▸ **Instructions for the task**:
Reproduce every entry exactly.
++++ Extracted information ++++
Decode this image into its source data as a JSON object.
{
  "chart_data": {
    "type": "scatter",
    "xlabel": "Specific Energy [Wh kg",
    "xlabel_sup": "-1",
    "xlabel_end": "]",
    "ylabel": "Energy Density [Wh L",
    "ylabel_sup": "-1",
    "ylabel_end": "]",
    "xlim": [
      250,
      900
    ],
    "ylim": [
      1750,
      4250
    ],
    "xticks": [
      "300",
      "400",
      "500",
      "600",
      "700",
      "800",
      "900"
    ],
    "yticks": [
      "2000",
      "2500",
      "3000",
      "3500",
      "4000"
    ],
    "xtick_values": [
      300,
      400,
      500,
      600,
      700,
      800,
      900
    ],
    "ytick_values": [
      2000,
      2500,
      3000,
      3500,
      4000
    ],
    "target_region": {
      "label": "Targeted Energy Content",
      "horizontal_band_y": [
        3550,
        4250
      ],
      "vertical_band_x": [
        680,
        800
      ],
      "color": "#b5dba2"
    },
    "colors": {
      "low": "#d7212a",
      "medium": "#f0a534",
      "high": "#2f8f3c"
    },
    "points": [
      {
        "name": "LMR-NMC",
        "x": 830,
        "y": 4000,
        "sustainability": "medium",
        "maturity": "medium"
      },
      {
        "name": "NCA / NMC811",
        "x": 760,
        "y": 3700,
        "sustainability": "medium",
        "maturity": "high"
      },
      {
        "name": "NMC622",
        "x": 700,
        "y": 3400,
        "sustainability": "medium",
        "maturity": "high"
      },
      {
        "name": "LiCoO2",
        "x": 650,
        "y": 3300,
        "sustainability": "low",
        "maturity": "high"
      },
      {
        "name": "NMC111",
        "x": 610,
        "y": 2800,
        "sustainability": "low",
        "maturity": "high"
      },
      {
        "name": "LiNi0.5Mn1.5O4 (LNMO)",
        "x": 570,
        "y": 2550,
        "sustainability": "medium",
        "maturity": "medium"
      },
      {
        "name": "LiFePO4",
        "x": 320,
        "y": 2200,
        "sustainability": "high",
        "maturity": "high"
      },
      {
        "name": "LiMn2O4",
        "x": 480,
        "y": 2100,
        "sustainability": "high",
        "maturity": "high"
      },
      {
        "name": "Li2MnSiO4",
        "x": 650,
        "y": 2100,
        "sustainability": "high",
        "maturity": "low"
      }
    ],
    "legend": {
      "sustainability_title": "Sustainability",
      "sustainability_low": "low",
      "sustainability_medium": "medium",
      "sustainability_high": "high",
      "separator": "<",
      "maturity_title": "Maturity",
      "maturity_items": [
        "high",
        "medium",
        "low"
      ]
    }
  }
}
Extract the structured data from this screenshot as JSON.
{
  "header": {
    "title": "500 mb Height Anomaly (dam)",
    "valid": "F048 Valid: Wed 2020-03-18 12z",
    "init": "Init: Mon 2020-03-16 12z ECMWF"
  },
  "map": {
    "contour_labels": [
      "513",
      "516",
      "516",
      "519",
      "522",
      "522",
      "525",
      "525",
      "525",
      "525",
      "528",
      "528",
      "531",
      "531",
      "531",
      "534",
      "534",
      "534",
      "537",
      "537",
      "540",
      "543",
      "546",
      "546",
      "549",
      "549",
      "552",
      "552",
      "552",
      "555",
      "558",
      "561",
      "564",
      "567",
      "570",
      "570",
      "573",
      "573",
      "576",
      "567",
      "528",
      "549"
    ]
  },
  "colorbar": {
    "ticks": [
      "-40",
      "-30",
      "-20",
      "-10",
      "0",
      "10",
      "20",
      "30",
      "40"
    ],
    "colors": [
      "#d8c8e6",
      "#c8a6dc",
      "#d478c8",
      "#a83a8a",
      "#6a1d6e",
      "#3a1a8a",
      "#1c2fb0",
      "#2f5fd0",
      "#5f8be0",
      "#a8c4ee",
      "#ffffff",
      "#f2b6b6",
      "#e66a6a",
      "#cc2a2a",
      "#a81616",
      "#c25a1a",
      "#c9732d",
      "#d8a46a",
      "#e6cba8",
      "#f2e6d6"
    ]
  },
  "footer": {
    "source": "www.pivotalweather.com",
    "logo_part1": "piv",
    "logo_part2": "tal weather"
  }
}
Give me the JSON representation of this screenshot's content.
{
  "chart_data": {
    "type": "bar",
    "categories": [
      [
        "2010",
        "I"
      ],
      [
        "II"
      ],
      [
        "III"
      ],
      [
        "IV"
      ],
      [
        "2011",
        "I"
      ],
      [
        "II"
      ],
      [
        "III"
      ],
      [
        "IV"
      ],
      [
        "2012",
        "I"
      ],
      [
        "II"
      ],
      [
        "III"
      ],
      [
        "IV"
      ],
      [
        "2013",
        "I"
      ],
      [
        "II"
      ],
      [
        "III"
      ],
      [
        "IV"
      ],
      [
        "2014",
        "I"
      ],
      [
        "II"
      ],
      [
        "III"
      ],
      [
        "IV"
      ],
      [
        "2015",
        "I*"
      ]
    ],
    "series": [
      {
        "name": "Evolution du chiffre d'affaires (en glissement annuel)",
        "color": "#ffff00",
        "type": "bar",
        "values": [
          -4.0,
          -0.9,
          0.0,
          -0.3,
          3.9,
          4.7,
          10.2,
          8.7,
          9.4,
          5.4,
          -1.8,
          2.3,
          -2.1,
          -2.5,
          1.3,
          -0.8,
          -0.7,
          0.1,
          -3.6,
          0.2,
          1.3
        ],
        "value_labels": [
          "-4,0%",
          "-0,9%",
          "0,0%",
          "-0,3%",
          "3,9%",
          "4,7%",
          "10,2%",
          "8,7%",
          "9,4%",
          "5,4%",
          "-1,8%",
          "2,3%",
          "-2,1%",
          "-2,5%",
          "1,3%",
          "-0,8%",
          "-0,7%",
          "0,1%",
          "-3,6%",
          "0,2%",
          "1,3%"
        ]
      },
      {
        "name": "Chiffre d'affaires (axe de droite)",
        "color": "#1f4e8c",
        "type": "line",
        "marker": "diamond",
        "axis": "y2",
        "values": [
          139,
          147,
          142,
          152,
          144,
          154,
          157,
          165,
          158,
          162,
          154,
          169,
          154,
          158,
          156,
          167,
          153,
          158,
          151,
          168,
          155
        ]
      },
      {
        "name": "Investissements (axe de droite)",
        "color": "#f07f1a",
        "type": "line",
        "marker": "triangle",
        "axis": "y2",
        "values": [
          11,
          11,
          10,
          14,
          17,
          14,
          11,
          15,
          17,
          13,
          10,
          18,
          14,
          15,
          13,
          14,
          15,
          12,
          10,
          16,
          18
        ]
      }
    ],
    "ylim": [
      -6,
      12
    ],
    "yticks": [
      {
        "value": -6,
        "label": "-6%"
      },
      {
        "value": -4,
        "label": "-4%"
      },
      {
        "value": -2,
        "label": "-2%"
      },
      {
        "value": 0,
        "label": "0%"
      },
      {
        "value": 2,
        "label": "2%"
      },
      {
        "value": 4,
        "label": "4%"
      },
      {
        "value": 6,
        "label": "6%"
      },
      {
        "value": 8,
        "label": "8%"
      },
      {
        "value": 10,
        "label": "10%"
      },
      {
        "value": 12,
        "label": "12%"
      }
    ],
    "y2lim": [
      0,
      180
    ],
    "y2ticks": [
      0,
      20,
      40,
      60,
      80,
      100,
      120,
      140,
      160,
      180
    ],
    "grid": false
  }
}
++++
▸ **Solution to this task**:
Decode this image into its source data as a JSON object.
{
  "chart_data": {
    "type": "scatter",
    "xlabel": "Specific Energy [Wh kg",
    "xlabel_sup": "-1",
    "xlabel_end": "]",
    "ylabel": "Energy Density [Wh L",
    "ylabel_sup": "-1",
    "ylabel_end": "]",
    "xlim": [
      250,
      900
    ],
    "ylim": [
      1750,
      4250
    ],
    "xticks": [
      "300",
      "400",
      "500",
      "600",
      "700",
      "800",
      "900"
    ],
    "yticks": [
      "2000",
      "2500",
      "3000",
      "3500",
      "4000"
    ],
    "xtick_values": [
      300,
      400,
      500,
      600,
      700,
      800,
      900
    ],
    "ytick_values": [
      2000,
      2500,
      3000,
      3500,
      4000
    ],
    "target_region": {
      "label": "Targeted Energy Content",
      "horizontal_band_y": [
        3550,
        4250
      ],
      "vertical_band_x": [
        680,
        800
      ],
      "color": "#b5dba2"
    },
    "colors": {
      "low": "#d7212a",
      "medium": "#f0a534",
      "high": "#2f8f3c"
    },
    "points": [
      {
        "name": "LMR-NMC",
        "x": 830,
        "y": 4000,
        "sustainability": "medium",
        "maturity": "medium"
      },
      {
        "name": "NCA / NMC811",
        "x": 760,
        "y": 3700,
        "sustainability": "medium",
        "maturity": "high"
      },
      {
        "name": "NMC622",
        "x": 700,
        "y": 3400,
        "sustainability": "medium",
        "maturity": "high"
      },
      {
        "name": "LiCoO2",
        "x": 650,
        "y": 3300,
        "sustainability": "low",
        "maturity": "high"
      },
      {
        "name": "NMC111",
        "x": 610,
        "y": 2800,
        "sustainability": "low",
        "maturity": "high"
      },
      {
        "name": "LiNi0.5Mn1.5O4 (LNMO)",
        "x": 570,
        "y": 2550,
        "sustainability": "medium",
        "maturity": "medium"
      },
      {
        "name": "LiFePO4",
        "x": 320,
        "y": 2200,
        "sustainability": "high",
        "maturity": "high"
      },
      {
        "name": "LiMn2O4",
        "x": 480,
        "y": 2100,
        "sustainability": "high",
        "maturity": "high"
      },
      {
        "name": "Li2MnSiO4",
        "x": 650,
        "y": 2100,
        "sustainability": "high",
        "maturity": "low"
      }
    ],
    "legend": {
      "sustainability_title": "Sustainability",
      "sustainability_low": "low",
      "sustainability_medium": "medium",
      "sustainability_high": "high",
      "separator": "<",
      "maturity_title": "Maturity",
      "maturity_items": [
        "high",
        "medium",
        "low"
      ]
    }
  }
}
Extract the structured data from this screenshot as JSON.
{
  "header": {
    "title": "500 mb Height Anomaly (dam)",
    "valid": "F048 Valid: Wed 2020-03-18 12z",
    "init": "Init: Mon 2020-03-16 12z ECMWF"
  },
  "map": {
    "contour_labels": [
      "513",
      "516",
      "516",
      "519",
      "522",
      "522",
      "525",
      "525",
      "525",
      "525",
      "528",
      "528",
      "531",
      "531",
      "531",
      "534",
      "534",
      "534",
      "537",
      "537",
      "540",
      "543",
      "546",
      "546",
      "549",
      "549",
      "552",
      "552",
      "552",
      "555",
      "558",
      "561",
      "564",
      "567",
      "570",
      "570",
      "573",
      "573",
      "576",
      "567",
      "528",
      "549"
    ]
  },
  "colorbar": {
    "ticks": [
      "-40",
      "-30",
      "-20",
      "-10",
      "0",
      "10",
      "20",
      "30",
      "40"
    ],
    "colors": [
      "#d8c8e6",
      "#c8a6dc",
      "#d478c8",
      "#a83a8a",
      "#6a1d6e",
      "#3a1a8a",
      "#1c2fb0",
      "#2f5fd0",
      "#5f8be0",
      "#a8c4ee",
      "#ffffff",
      "#f2b6b6",
      "#e66a6a",
      "#cc2a2a",
      "#a81616",
      "#c25a1a",
      "#c9732d",
      "#d8a46a",
      "#e6cba8",
      "#f2e6d6"
    ]
  },
  "footer": {
    "source": "www.pivotalweather.com",
    "logo_part1": "piv",
    "logo_part2": "tal weather"
  }
}
Give me the JSON representation of this screenshot's content.
{
  "chart_data": {
    "type": "bar",
    "categories": [
      [
        "2010",
        "I"
      ],
      [
        "II"
      ],
      [
        "III"
      ],
      [
        "IV"
      ],
      [
        "2011",
        "I"
      ],
      [
        "II"
      ],
      [
        "III"
      ],
      [
        "IV"
      ],
      [
        "2012",
        "I"
      ],
      [
        "II"
      ],
      [
        "III"
      ],
      [
        "IV"
      ],
      [
        "2013",
        "I"
      ],
      [
        "II"
      ],
      [
        "III"
      ],
      [
        "IV"
      ],
      [
        "2014",
        "I"
      ],
      [
        "II"
      ],
      [
        "III"
      ],
      [
        "IV"
      ],
      [
        "2015",
        "I*"
      ]
    ],
    "series": [
      {
        "name": "Evolution du chiffre d'affaires (en glissement annuel)",
        "color": "#ffff00",
        "type": "bar",
        "values": [
          -4.0,
          -0.9,
          0.0,
          -0.3,
          3.9,
          4.7,
          10.2,
          8.7,
          9.4,
          5.4,
          -1.8,
          2.3,
          -2.1,
          -2.5,
          1.3,
          -0.8,
          -0.7,
          0.1,
          -3.6,
          0.2,
          1.3
        ],
        "value_labels": [
          "-4,0%",
          "-0,9%",
          "0,0%",
          "-0,3%",
          "3,9%",
          "4,7%",
          "10,2%",
          "8,7%",
          "9,4%",
          "5,4%",
          "-1,8%",
          "2,3%",
          "-2,1%",
          "-2,5%",
          "1,3%",
          "-0,8%",
          "-0,7%",
          "0,1%",
          "-3,6%",
          "0,2%",
          "1,3%"
        ]
      },
      {
        "name": "Chiffre d'affaires (axe de droite)",
        "color": "#1f4e8c",
        "type": "line",
        "marker": "diamond",
        "axis": "y2",
        "values": [
          139,
          147,
          142,
          152,
          144,
          154,
          157,
          165,
          158,
          162,
          154,
          169,
          154,
          158,
          156,
          167,
          153,
          158,
          151,
          168,
          155
        ]
      },
      {
        "name": "Investissements (axe de droite)",
        "color": "#f07f1a",
        "type": "line",
        "marker": "triangle",
        "axis": "y2",
        "values": [
          11,
          11,
          10,
          14,
          17,
          14,
          11,
          15,
          17,
          13,
          10,
          18,
          14,
          15,
          13,
          14,
          15,
          12,
          10,
          16,
          18
        ]
      }
    ],
    "ylim": [
      -6,
      12
    ],
    "yticks": [
      {
        "value": -6,
        "label": "-6%"
      },
      {
        "value": -4,
        "label": "-4%"
      },
      {
        "value": -2,
        "label": "-2%"
      },
      {
        "value": 0,
        "label": "0%"
      },
      {
        "value": 2,
        "label": "2%"
      },
      {
        "value": 4,
        "label": "4%"
      },
      {
        "value": 6,
        "label": "6%"
      },
      {
        "value": 8,
        "label": "8%"
      },
      {
        "value": 10,
        "label": "10%"
      },
      {
        "value": 12,
        "label": "12%"
      }
    ],
    "y2lim": [
      0,
      180
    ],
    "y2ticks": [
      0,
      20,
      40,
      60,
      80,
      100,
      120,
      140,
      160,
      180
    ],
    "grid": false
  }
}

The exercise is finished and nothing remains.